> **Excerpted text**:
+===+

# First Night Home



## TeddyCockapoo (Nov 23, 2017)

Hello!!

Me and my partner are going to be bringing our cockapoo home a week on Sunday, we are planning on crate training and for him to sleep downstairs. I'm just concerned about how its best to approach it on the first night, am I best starting as I mean to go on and leaving him alone downstairs or do I bring his crate into our room to start off with so that he can hear us, we have basically a baby monitor so I am still going to be able to hear him when he is downstairs and i will be getting up to let him out in the night either way. I just don't want to stress him out too much with a new home away from his mum and then to be left along all on the first night but on the other hand for him to get used to us being around.

Please help!!


----------



## LuckyCockapoo (May 29, 2017)

As I said in another thread:



> We used an open crate in a pen in the bedroom. Each day we moved it further from the bed, into the doorway, and then in the hall for a few days. Then downstairs in the utility room. All went fine.


You can get puppy/bunny pens cheap off Amazon. We put an old duvet on the floor under it. 

The first few days are distressing, and a big change for you! So we kept him in the bedroom. I got up every few hours and took him outside to pee - always on the grass so he got used to it. He settled pretty quickly. 

Adjusting to leaving him on his own was not hard. I expected it to be harder but I think he was generally comfortable with the house by then. I did make sure we spent a lot of time in the room he now sleeps in. He is always few there. It’s generally a good place for him (much like you do with a crate)


----------



## TeddyCockapoo (Nov 23, 2017)

okay brilliant, that's what we have a crate inside a pen but they wont both fit in the bedroom so I would think we will have the crate in our bedroom for the first night or so and then move it downstairs into the pen, we will be in the room he will be sleeping in most of the time so he will be very comfortable with it and we will just have the door open for the pen and all of his toys and food and water in there too so he will be going in and out even when he is playing. I'm hoping that it will work but i'm sure we will soon find out!


----------



## LuckyCockapoo (May 29, 2017)

You’ll be fine. Or I should say he’ll be fine, you will stress and worry like all new parents!!! 

They don’t tend to drink in the night btw. But having water always there is good.


----------

+===+

> **Recorded data**:
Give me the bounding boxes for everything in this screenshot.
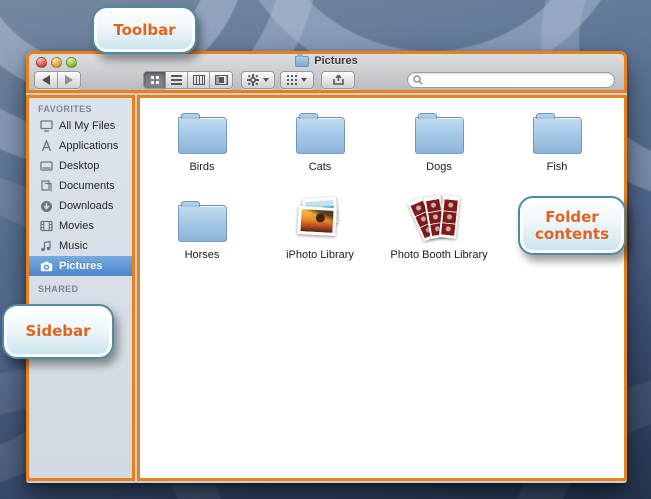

+===+

> **Problem details**: In the first-night puppy thread, what did LuckyCockapoo put on the floor under the pen?

> **Task response**: An old duvet.